** start of Material for the task **

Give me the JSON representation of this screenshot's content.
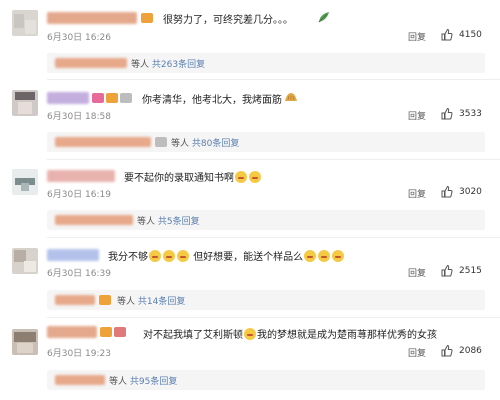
{
  "comments": [
    {
      "text": "很努力了，可终究差几分。。。",
      "date": "6月30日 16:26",
      "reply_label": "回复",
      "likes": "4150",
      "sub": {
        "suffix": "等人",
        "link": "共263条回复"
      }
    },
    {
      "text": "你考清华，他考北大，我烤面筋",
      "date": "6月30日 18:58",
      "reply_label": "回复",
      "likes": "3533",
      "sub": {
        "suffix": "等人",
        "link": "共80条回复"
      }
    },
    {
      "text": "要不起你的录取通知书啊",
      "date": "6月30日 16:19",
      "reply_label": "回复",
      "likes": "3020",
      "sub": {
        "suffix": "等人",
        "link": "共5条回复"
      }
    },
    {
      "text_a": "我分不够",
      "text_b": "但好想要，能送个样品么",
      "date": "6月30日 16:39",
      "reply_label": "回复",
      "likes": "2515",
      "sub": {
        "suffix": "等人",
        "link": "共14条回复"
      }
    },
    {
      "text_a": "对不起我填了艾利斯顿",
      "text_b": "我的梦想就是成为楚雨荨那样优秀的女孩",
      "date": "6月30日 19:23",
      "reply_label": "回复",
      "likes": "2086",
      "sub": {
        "suffix": "等人",
        "link": "共95条回复"
      }
    }
  ],
  "icons": {
    "like": "thumbs-up-icon",
    "emoji": "grinning-face-icon"
  },
  "colors": {
    "link": "#5a7fb0",
    "sub_bg": "#f5f5f5"
  }
}
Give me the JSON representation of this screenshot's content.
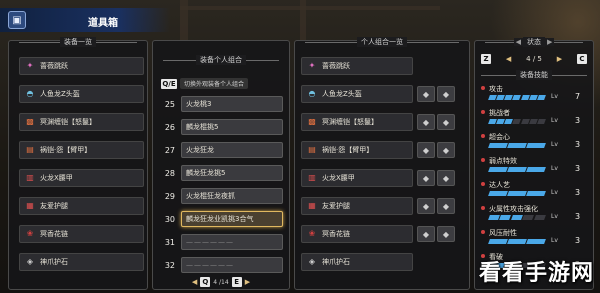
{
  "header": {
    "icon": "item-box-icon",
    "title": "道具箱"
  },
  "equipment_panel": {
    "title": "装备一览",
    "items": [
      {
        "icon": "weapon-icon",
        "icon_color": "#e070c0",
        "label": "蔷薇跳跃"
      },
      {
        "icon": "helmet-icon",
        "icon_color": "#70c0e0",
        "label": "人鱼龙Z头盔"
      },
      {
        "icon": "chest-icon",
        "icon_color": "#e07040",
        "label": "冥渊缠铠【怒鬣】"
      },
      {
        "icon": "arms-icon",
        "icon_color": "#e07040",
        "label": "祸铠·怨【臂甲】"
      },
      {
        "icon": "waist-icon",
        "icon_color": "#e05050",
        "label": "火龙X腰甲"
      },
      {
        "icon": "legs-icon",
        "icon_color": "#e05050",
        "label": "友爱护腿"
      },
      {
        "icon": "charm-icon",
        "icon_color": "#d04040",
        "label": "冥香花链"
      },
      {
        "icon": "mantle-icon",
        "icon_color": "#d0d0d0",
        "label": "神爪护石"
      }
    ]
  },
  "sets_panel": {
    "title": "装备个人组合",
    "hint_button": "Q/E",
    "hint_text": "切换外观装备个人组合",
    "sets": [
      {
        "num": "25",
        "label": "火龙桃3"
      },
      {
        "num": "26",
        "label": "麟龙棍挑5"
      },
      {
        "num": "27",
        "label": "火龙狂龙"
      },
      {
        "num": "28",
        "label": "麟龙狂龙挑5"
      },
      {
        "num": "29",
        "label": "火龙棍狂龙夜抓"
      },
      {
        "num": "30",
        "label": "麟龙狂龙业凯挑3合气",
        "selected": true
      },
      {
        "num": "31",
        "label": "——————"
      },
      {
        "num": "32",
        "label": "——————"
      }
    ],
    "page_left": "Q",
    "page_text": "4 /14",
    "page_right": "E"
  },
  "personal_panel": {
    "title": "个人组合一览",
    "items": [
      {
        "icon": "weapon-icon",
        "icon_color": "#e070c0",
        "label": "蔷薇跳跃",
        "decos": 0
      },
      {
        "icon": "helmet-icon",
        "icon_color": "#70c0e0",
        "label": "人鱼龙Z头盔",
        "decos": 2
      },
      {
        "icon": "chest-icon",
        "icon_color": "#e07040",
        "label": "冥渊缠铠【怒鬣】",
        "decos": 2
      },
      {
        "icon": "arms-icon",
        "icon_color": "#e07040",
        "label": "祸铠·怨【臂甲】",
        "decos": 2
      },
      {
        "icon": "waist-icon",
        "icon_color": "#e05050",
        "label": "火龙X腰甲",
        "decos": 2
      },
      {
        "icon": "legs-icon",
        "icon_color": "#e05050",
        "label": "友爱护腿",
        "decos": 2
      },
      {
        "icon": "charm-icon",
        "icon_color": "#d04040",
        "label": "冥香花链",
        "decos": 2
      },
      {
        "icon": "mantle-icon",
        "icon_color": "#d0d0d0",
        "label": "神爪护石",
        "decos": 0
      }
    ],
    "deco_glyph": "◆"
  },
  "status_panel": {
    "title": "状态",
    "nav_left": "Z",
    "page_text": "4 / 5",
    "nav_right": "C",
    "skill_header": "装备技能",
    "skills": [
      {
        "name": "攻击",
        "pips_total": 7,
        "pips_on": 7,
        "lv_label": "Lv",
        "lv": "7"
      },
      {
        "name": "挑战者",
        "pips_total": 7,
        "pips_on": 3,
        "lv_label": "Lv",
        "lv": "3"
      },
      {
        "name": "超会心",
        "pips_total": 3,
        "pips_on": 3,
        "lv_label": "Lv",
        "lv": "3"
      },
      {
        "name": "弱点特效",
        "pips_total": 3,
        "pips_on": 3,
        "lv_label": "Lv",
        "lv": "3"
      },
      {
        "name": "达人艺",
        "pips_total": 3,
        "pips_on": 3,
        "lv_label": "Lv",
        "lv": "3"
      },
      {
        "name": "火属性攻击强化",
        "pips_total": 5,
        "pips_on": 3,
        "lv_label": "Lv",
        "lv": "3"
      },
      {
        "name": "风压耐性",
        "pips_total": 3,
        "pips_on": 3,
        "lv_label": "Lv",
        "lv": "3"
      },
      {
        "name": "看破",
        "pips_total": 7,
        "pips_on": 2,
        "lv_label": "Lv",
        "lv": "2"
      }
    ]
  },
  "watermark": "看看手游网"
}
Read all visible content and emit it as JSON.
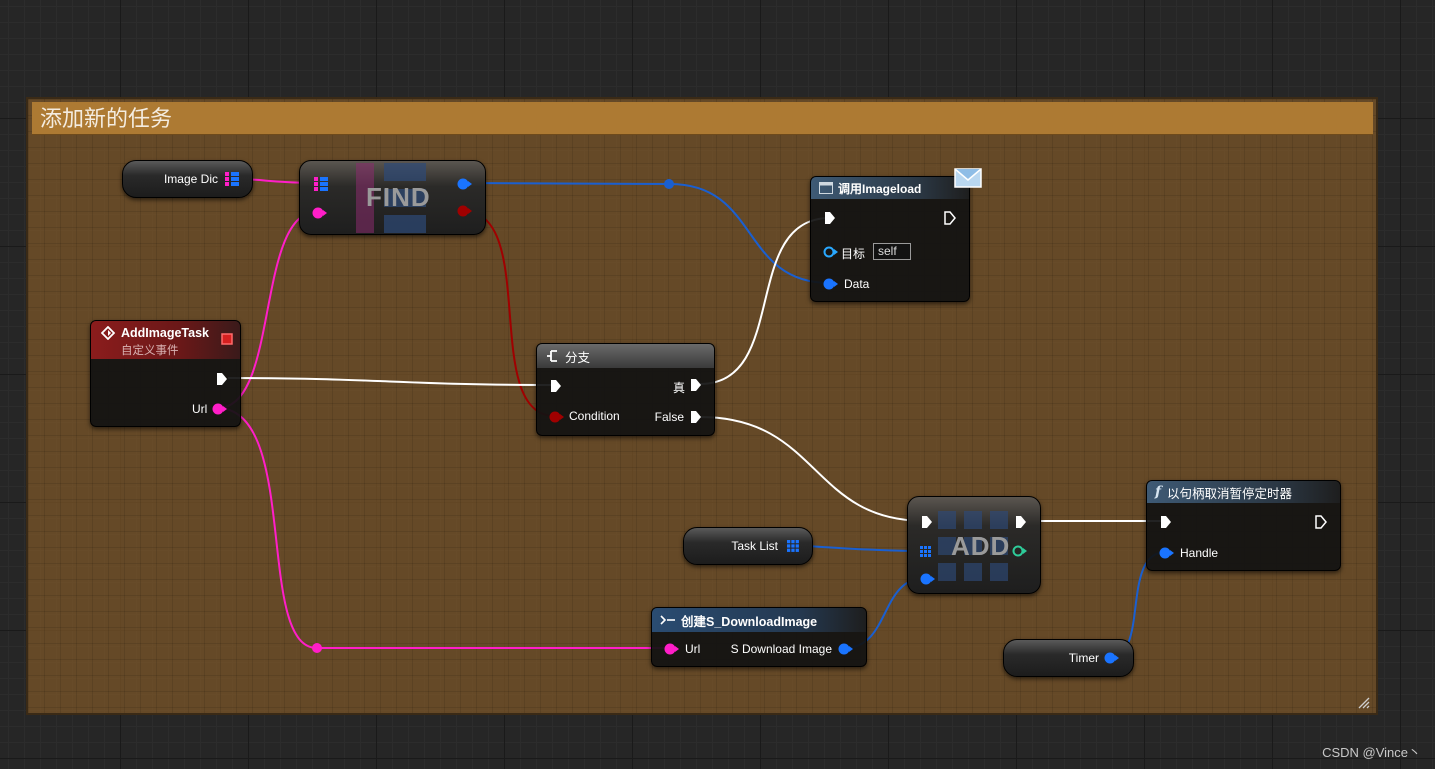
{
  "comment": {
    "title": "添加新的任务"
  },
  "nodes": {
    "image_dic": {
      "label": "Image Dic"
    },
    "find": {
      "label": "FIND"
    },
    "call_imageload": {
      "title": "调用Imageload",
      "target_label": "目标",
      "target_value": "self",
      "data_label": "Data"
    },
    "add_image_task": {
      "title": "AddImageTask",
      "subtitle": "自定义事件",
      "url_label": "Url"
    },
    "branch": {
      "title": "分支",
      "condition_label": "Condition",
      "true_label": "真",
      "false_label": "False"
    },
    "task_list": {
      "label": "Task List"
    },
    "add": {
      "label": "ADD"
    },
    "pause_timer": {
      "title": "以句柄取消暂停定时器",
      "handle_label": "Handle"
    },
    "create_widget": {
      "title": "创建S_DownloadImage",
      "url_label": "Url",
      "output_label": "S Download Image"
    },
    "timer": {
      "label": "Timer"
    }
  },
  "colors": {
    "exec": "#ffffff",
    "string_pin": "#ff1ec8",
    "object_pin": "#1a74ff",
    "bool_pin": "#b00000",
    "int_pin": "#2ecc9a",
    "comment_title": "#ad7a33",
    "event_header": "#8b1c1c"
  },
  "watermark": "CSDN @Vince丶"
}
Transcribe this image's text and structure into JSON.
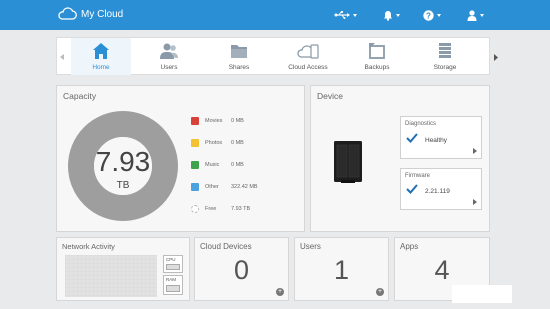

** end of Material for the task **

--- Instructions to follow ---
Exact duplication of all the records is required; pictures are omitted from the copy.

--- Result ---
Give me the JSON representation of this screenshot's content.
{
  "comments": [
    {
      "text": "很努力了，可终究差几分。。。",
      "date": "6月30日 16:26",
      "reply_label": "回复",
      "likes": "4150",
      "sub": {
        "suffix": "等人",
        "link": "共263条回复"
      }
    },
    {
      "text": "你考清华，他考北大，我烤面筋",
      "date": "6月30日 18:58",
      "reply_label": "回复",
      "likes": "3533",
      "sub": {
        "suffix": "等人",
        "link": "共80条回复"
      }
    },
    {
      "text": "要不起你的录取通知书啊",
      "date": "6月30日 16:19",
      "reply_label": "回复",
      "likes": "3020",
      "sub": {
        "suffix": "等人",
        "link": "共5条回复"
      }
    },
    {
      "text_a": "我分不够",
      "text_b": "但好想要，能送个样品么",
      "date": "6月30日 16:39",
      "reply_label": "回复",
      "likes": "2515",
      "sub": {
        "suffix": "等人",
        "link": "共14条回复"
      }
    },
    {
      "text_a": "对不起我填了艾利斯顿",
      "text_b": "我的梦想就是成为楚雨荨那样优秀的女孩",
      "date": "6月30日 19:23",
      "reply_label": "回复",
      "likes": "2086",
      "sub": {
        "suffix": "等人",
        "link": "共95条回复"
      }
    }
  ],
  "icons": {
    "like": "thumbs-up-icon",
    "emoji": "grinning-face-icon"
  },
  "colors": {
    "link": "#5a7fb0",
    "sub_bg": "#f5f5f5"
  }
}
Give me the JSON representation of this screenshot's content.
{
  "header": {
    "icon": "item-box-icon",
    "title": "道具箱"
  },
  "equipment_panel": {
    "title": "装备一览",
    "items": [
      {
        "icon": "weapon-icon",
        "icon_color": "#e070c0",
        "label": "蔷薇跳跃"
      },
      {
        "icon": "helmet-icon",
        "icon_color": "#70c0e0",
        "label": "人鱼龙Z头盔"
      },
      {
        "icon": "chest-icon",
        "icon_color": "#e07040",
        "label": "冥渊缠铠【怒鬣】"
      },
      {
        "icon": "arms-icon",
        "icon_color": "#e07040",
        "label": "祸铠·怨【臂甲】"
      },
      {
        "icon": "waist-icon",
        "icon_color": "#e05050",
        "label": "火龙X腰甲"
      },
      {
        "icon": "legs-icon",
        "icon_color": "#e05050",
        "label": "友爱护腿"
      },
      {
        "icon": "charm-icon",
        "icon_color": "#d04040",
        "label": "冥香花链"
      },
      {
        "icon": "mantle-icon",
        "icon_color": "#d0d0d0",
        "label": "神爪护石"
      }
    ]
  },
  "sets_panel": {
    "title": "装备个人组合",
    "hint_button": "Q/E",
    "hint_text": "切换外观装备个人组合",
    "sets": [
      {
        "num": "25",
        "label": "火龙桃3"
      },
      {
        "num": "26",
        "label": "麟龙棍挑5"
      },
      {
        "num": "27",
        "label": "火龙狂龙"
      },
      {
        "num": "28",
        "label": "麟龙狂龙挑5"
      },
      {
        "num": "29",
        "label": "火龙棍狂龙夜抓"
      },
      {
        "num": "30",
        "label": "麟龙狂龙业凯挑3合气",
        "selected": true
      },
      {
        "num": "31",
        "label": "——————"
      },
      {
        "num": "32",
        "label": "——————"
      }
    ],
    "page_left": "Q",
    "page_text": "4 /14",
    "page_right": "E"
  },
  "personal_panel": {
    "title": "个人组合一览",
    "items": [
      {
        "icon": "weapon-icon",
        "icon_color": "#e070c0",
        "label": "蔷薇跳跃",
        "decos": 0
      },
      {
        "icon": "helmet-icon",
        "icon_color": "#70c0e0",
        "label": "人鱼龙Z头盔",
        "decos": 2
      },
      {
        "icon": "chest-icon",
        "icon_color": "#e07040",
        "label": "冥渊缠铠【怒鬣】",
        "decos": 2
      },
      {
        "icon": "arms-icon",
        "icon_color": "#e07040",
        "label": "祸铠·怨【臂甲】",
        "decos": 2
      },
      {
        "icon": "waist-icon",
        "icon_color": "#e05050",
        "label": "火龙X腰甲",
        "decos": 2
      },
      {
        "icon": "legs-icon",
        "icon_color": "#e05050",
        "label": "友爱护腿",
        "decos": 2
      },
      {
        "icon": "charm-icon",
        "icon_color": "#d04040",
        "label": "冥香花链",
        "decos": 2
      },
      {
        "icon": "mantle-icon",
        "icon_color": "#d0d0d0",
        "label": "神爪护石",
        "decos": 0
      }
    ],
    "deco_glyph": "◆"
  },
  "status_panel": {
    "title": "状态",
    "nav_left": "Z",
    "page_text": "4 / 5",
    "nav_right": "C",
    "skill_header": "装备技能",
    "skills": [
      {
        "name": "攻击",
        "pips_total": 7,
        "pips_on": 7,
        "lv_label": "Lv",
        "lv": "7"
      },
      {
        "name": "挑战者",
        "pips_total": 7,
        "pips_on": 3,
        "lv_label": "Lv",
        "lv": "3"
      },
      {
        "name": "超会心",
        "pips_total": 3,
        "pips_on": 3,
        "lv_label": "Lv",
        "lv": "3"
      },
      {
        "name": "弱点特效",
        "pips_total": 3,
        "pips_on": 3,
        "lv_label": "Lv",
        "lv": "3"
      },
      {
        "name": "达人艺",
        "pips_total": 3,
        "pips_on": 3,
        "lv_label": "Lv",
        "lv": "3"
      },
      {
        "name": "火属性攻击强化",
        "pips_total": 5,
        "pips_on": 3,
        "lv_label": "Lv",
        "lv": "3"
      },
      {
        "name": "风压耐性",
        "pips_total": 3,
        "pips_on": 3,
        "lv_label": "Lv",
        "lv": "3"
      },
      {
        "name": "看破",
        "pips_total": 7,
        "pips_on": 2,
        "lv_label": "Lv",
        "lv": "2"
      }
    ]
  },
  "watermark": "看看手游网"
}
Read all visible content and emit it as JSON.
{
  "comment": {
    "title": "添加新的任务"
  },
  "nodes": {
    "image_dic": {
      "label": "Image Dic"
    },
    "find": {
      "label": "FIND"
    },
    "call_imageload": {
      "title": "调用Imageload",
      "target_label": "目标",
      "target_value": "self",
      "data_label": "Data"
    },
    "add_image_task": {
      "title": "AddImageTask",
      "subtitle": "自定义事件",
      "url_label": "Url"
    },
    "branch": {
      "title": "分支",
      "condition_label": "Condition",
      "true_label": "真",
      "false_label": "False"
    },
    "task_list": {
      "label": "Task List"
    },
    "add": {
      "label": "ADD"
    },
    "pause_timer": {
      "title": "以句柄取消暂停定时器",
      "handle_label": "Handle"
    },
    "create_widget": {
      "title": "创建S_DownloadImage",
      "url_label": "Url",
      "output_label": "S Download Image"
    },
    "timer": {
      "label": "Timer"
    }
  },
  "colors": {
    "exec": "#ffffff",
    "string_pin": "#ff1ec8",
    "object_pin": "#1a74ff",
    "bool_pin": "#b00000",
    "int_pin": "#2ecc9a",
    "comment_title": "#ad7a33",
    "event_header": "#8b1c1c"
  },
  "watermark": "CSDN @Vince丶"
}
Transcribe this image's text and structure into JSON.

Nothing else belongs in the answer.